## OBJECTIVE
Every line of the records must be repeated exactly; pictures stay out.

## Collection entries
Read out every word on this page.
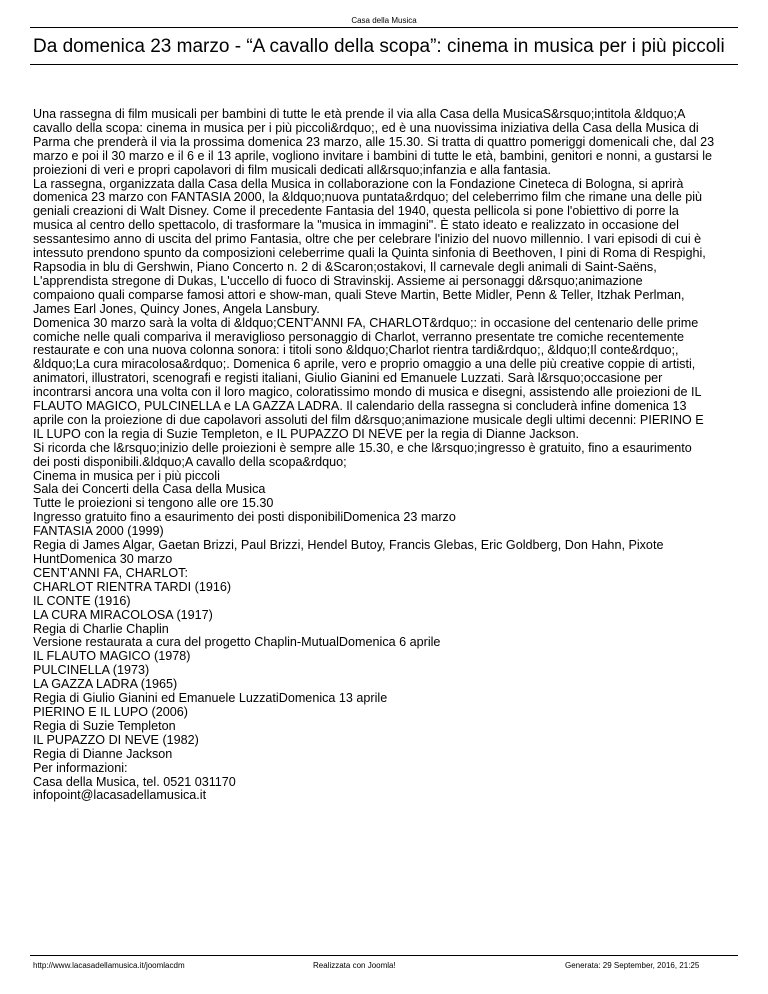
Casa della Musica
Da domenica 23 marzo - “A cavallo della scopa”: cinema in musica per i più piccoli

Una rassegna di film musicali per bambini di tutte le età prende il via alla Casa della MusicaS&rsquo;intitola &ldquo;A

cavallo della scopa: cinema in musica per i più piccoli&rdquo;, ed è una nuovissima iniziativa della Casa della Musica di

Parma che prenderà il via la prossima domenica 23 marzo, alle 15.30. Si tratta di quattro pomeriggi domenicali che, dal 23

marzo e poi il 30 marzo e il 6 e il 13 aprile, vogliono invitare i bambini di tutte le età, bambini, genitori e nonni, a gustarsi le

proiezioni di veri e propri capolavori di film musicali dedicati all&rsquo;infanzia e alla fantasia.

La rassegna, organizzata dalla Casa della Musica in collaborazione con la Fondazione Cineteca di Bologna, si aprirà

domenica 23 marzo con FANTASIA 2000, la &ldquo;nuova puntata&rdquo; del celeberrimo film che rimane una delle più

geniali creazioni di Walt Disney. Come il precedente Fantasia del 1940, questa pellicola si pone l'obiettivo di porre la

musica al centro dello spettacolo, di trasformare la "musica in immagini". È stato ideato e realizzato in occasione del

sessantesimo anno di uscita del primo Fantasia, oltre che per celebrare l'inizio del nuovo millennio. I vari episodi di cui è

intessuto prendono spunto da composizioni celeberrime quali la Quinta sinfonia di Beethoven, I pini di Roma di Respighi,

Rapsodia in blu di Gershwin, Piano Concerto n. 2 di &Scaron;ostakovi, Il carnevale degli animali di Saint-Saëns,

L'apprendista stregone di Dukas, L'uccello di fuoco di Stravinskij. Assieme ai personaggi d&rsquo;animazione

compaiono quali comparse famosi attori e show-man, quali Steve Martin, Bette Midler, Penn & Teller, Itzhak Perlman,

James Earl Jones, Quincy Jones, Angela Lansbury.

Domenica 30 marzo sarà la volta di &ldquo;CENT'ANNI FA, CHARLOT&rdquo;: in occasione del centenario delle prime

comiche nelle quali compariva il meraviglioso personaggio di Charlot, verranno presentate tre comiche recentemente

restaurate e con una nuova colonna sonora: i titoli sono &ldquo;Charlot rientra tardi&rdquo;, &ldquo;Il conte&rdquo;,

&ldquo;La cura miracolosa&rdquo;. Domenica 6 aprile, vero e proprio omaggio a una delle più creative coppie di artisti,

animatori, illustratori, scenografi e registi italiani, Giulio Gianini ed Emanuele Luzzati. Sarà l&rsquo;occasione per

incontrarsi ancora una volta con il loro magico, coloratissimo mondo di musica e disegni, assistendo alle proiezioni de IL

FLAUTO MAGICO, PULCINELLA e LA GAZZA LADRA. Il calendario della rassegna si concluderà infine domenica 13

aprile con la proiezione di due capolavori assoluti del film d&rsquo;animazione musicale degli ultimi decenni: PIERINO E

IL LUPO con la regia di Suzie Templeton, e IL PUPAZZO DI NEVE per la regia di Dianne Jackson.

Si ricorda che l&rsquo;inizio delle proiezioni è sempre alle 15.30, e che l&rsquo;ingresso è gratuito, fino a esaurimento

dei posti disponibili.&ldquo;A cavallo della scopa&rdquo;

Cinema in musica per i più piccoli

Sala dei Concerti della Casa della Musica

Tutte le proiezioni si tengono alle ore 15.30

Ingresso gratuito fino a esaurimento dei posti disponibiliDomenica 23 marzo

FANTASIA 2000 (1999)

Regia di James Algar, Gaetan Brizzi, Paul Brizzi, Hendel Butoy, Francis Glebas, Eric Goldberg, Don Hahn, Pixote

HuntDomenica 30 marzo

CENT'ANNI FA, CHARLOT:

CHARLOT RIENTRA TARDI (1916)

IL CONTE (1916)

LA CURA MIRACOLOSA (1917)

Regia di Charlie Chaplin

Versione restaurata a cura del progetto Chaplin-MutualDomenica 6 aprile

IL FLAUTO MAGICO (1978)

PULCINELLA (1973)

LA GAZZA LADRA (1965)

Regia di Giulio Gianini ed Emanuele LuzzatiDomenica 13 aprile

PIERINO E IL LUPO (2006)

Regia di Suzie Templeton

IL PUPAZZO DI NEVE (1982)

Regia di Dianne Jackson

Per informazioni:

Casa della Musica, tel. 0521 031170

infopoint@lacasadellamusica.it

http://www.lacasadellamusica.it/joomlacdm	Realizzata con Joomla!	Generata: 29 September, 2016, 21:25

## SOLUTION TO THIS EXERCISE
Read out every word on this page.
Casa della Musica
Da domenica 23 marzo - “A cavallo della scopa”: cinema in musica per i più piccoli

Una rassegna di film musicali per bambini di tutte le età prende il via alla Casa della MusicaS&rsquo;intitola &ldquo;A

cavallo della scopa: cinema in musica per i più piccoli&rdquo;, ed è una nuovissima iniziativa della Casa della Musica di

Parma che prenderà il via la prossima domenica 23 marzo, alle 15.30. Si tratta di quattro pomeriggi domenicali che, dal 23

marzo e poi il 30 marzo e il 6 e il 13 aprile, vogliono invitare i bambini di tutte le età, bambini, genitori e nonni, a gustarsi le

proiezioni di veri e propri capolavori di film musicali dedicati all&rsquo;infanzia e alla fantasia.

La rassegna, organizzata dalla Casa della Musica in collaborazione con la Fondazione Cineteca di Bologna, si aprirà

domenica 23 marzo con FANTASIA 2000, la &ldquo;nuova puntata&rdquo; del celeberrimo film che rimane una delle più

geniali creazioni di Walt Disney. Come il precedente Fantasia del 1940, questa pellicola si pone l'obiettivo di porre la

musica al centro dello spettacolo, di trasformare la "musica in immagini". È stato ideato e realizzato in occasione del

sessantesimo anno di uscita del primo Fantasia, oltre che per celebrare l'inizio del nuovo millennio. I vari episodi di cui è

intessuto prendono spunto da composizioni celeberrime quali la Quinta sinfonia di Beethoven, I pini di Roma di Respighi,

Rapsodia in blu di Gershwin, Piano Concerto n. 2 di &Scaron;ostakovi, Il carnevale degli animali di Saint-Saëns,

L'apprendista stregone di Dukas, L'uccello di fuoco di Stravinskij. Assieme ai personaggi d&rsquo;animazione

compaiono quali comparse famosi attori e show-man, quali Steve Martin, Bette Midler, Penn & Teller, Itzhak Perlman,

James Earl Jones, Quincy Jones, Angela Lansbury.

Domenica 30 marzo sarà la volta di &ldquo;CENT'ANNI FA, CHARLOT&rdquo;: in occasione del centenario delle prime

comiche nelle quali compariva il meraviglioso personaggio di Charlot, verranno presentate tre comiche recentemente

restaurate e con una nuova colonna sonora: i titoli sono &ldquo;Charlot rientra tardi&rdquo;, &ldquo;Il conte&rdquo;,

&ldquo;La cura miracolosa&rdquo;. Domenica 6 aprile, vero e proprio omaggio a una delle più creative coppie di artisti,

animatori, illustratori, scenografi e registi italiani, Giulio Gianini ed Emanuele Luzzati. Sarà l&rsquo;occasione per

incontrarsi ancora una volta con il loro magico, coloratissimo mondo di musica e disegni, assistendo alle proiezioni de IL

FLAUTO MAGICO, PULCINELLA e LA GAZZA LADRA. Il calendario della rassegna si concluderà infine domenica 13

aprile con la proiezione di due capolavori assoluti del film d&rsquo;animazione musicale degli ultimi decenni: PIERINO E

IL LUPO con la regia di Suzie Templeton, e IL PUPAZZO DI NEVE per la regia di Dianne Jackson.

Si ricorda che l&rsquo;inizio delle proiezioni è sempre alle 15.30, e che l&rsquo;ingresso è gratuito, fino a esaurimento

dei posti disponibili.&ldquo;A cavallo della scopa&rdquo;

Cinema in musica per i più piccoli

Sala dei Concerti della Casa della Musica

Tutte le proiezioni si tengono alle ore 15.30

Ingresso gratuito fino a esaurimento dei posti disponibiliDomenica 23 marzo

FANTASIA 2000 (1999)

Regia di James Algar, Gaetan Brizzi, Paul Brizzi, Hendel Butoy, Francis Glebas, Eric Goldberg, Don Hahn, Pixote

HuntDomenica 30 marzo

CENT'ANNI FA, CHARLOT:

CHARLOT RIENTRA TARDI (1916)

IL CONTE (1916)

LA CURA MIRACOLOSA (1917)

Regia di Charlie Chaplin

Versione restaurata a cura del progetto Chaplin-MutualDomenica 6 aprile

IL FLAUTO MAGICO (1978)

PULCINELLA (1973)

LA GAZZA LADRA (1965)

Regia di Giulio Gianini ed Emanuele LuzzatiDomenica 13 aprile

PIERINO E IL LUPO (2006)

Regia di Suzie Templeton

IL PUPAZZO DI NEVE (1982)

Regia di Dianne Jackson

Per informazioni:

Casa della Musica, tel. 0521 031170

infopoint@lacasadellamusica.it

http://www.lacasadellamusica.it/joomlacdm	Realizzata con Joomla!	Generata: 29 September, 2016, 21:25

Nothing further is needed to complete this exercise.